### SET EXERCISE
Copy out every line exactly, passing over the pictures.

[Collection entries]
**********

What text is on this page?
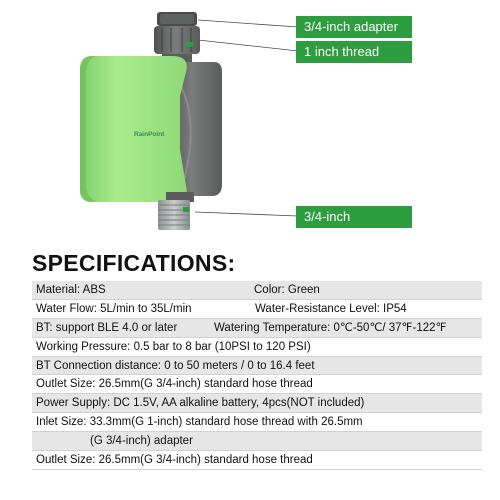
RainPoint
3/4-inch adapter
1 inch thread
3/4-inch
SPECIFICATIONS:
Material: ABS	Color: Green
Water Flow: 5L/min to 35L/min	Water-Resistance Level: IP54
BT: support BLE 4.0 or later	Watering Temperature: 0℃-50℃/ 37℉-122℉
Working Pressure: 0.5 bar to 8 bar (10PSI to 120 PSI)
BT Connection distance: 0 to 50 meters / 0 to 16.4 feet
Outlet Size: 26.5mm(G 3/4-inch) standard hose thread
Power Supply: DC 1.5V, AA alkaline battery, 4pcs(NOT included)
Inlet Size: 33.3mm(G 1-inch) standard hose thread with 26.5mm
(G 3/4-inch) adapter
Outlet Size: 26.5mm(G 3/4-inch) standard hose thread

**********

### EXERCISE RESULT
What text is on this page?
RainPoint
3/4-inch adapter
1 inch thread
3/4-inch
SPECIFICATIONS:
Material: ABS	Color: Green
Water Flow: 5L/min to 35L/min	Water-Resistance Level: IP54
BT: support BLE 4.0 or later	Watering Temperature: 0℃-50℃/ 37℉-122℉
Working Pressure: 0.5 bar to 8 bar (10PSI to 120 PSI)
BT Connection distance: 0 to 50 meters / 0 to 16.4 feet
Outlet Size: 26.5mm(G 3/4-inch) standard hose thread
Power Supply: DC 1.5V, AA alkaline battery, 4pcs(NOT included)
Inlet Size: 33.3mm(G 1-inch) standard hose thread with 26.5mm
(G 3/4-inch) adapter
Outlet Size: 26.5mm(G 3/4-inch) standard hose thread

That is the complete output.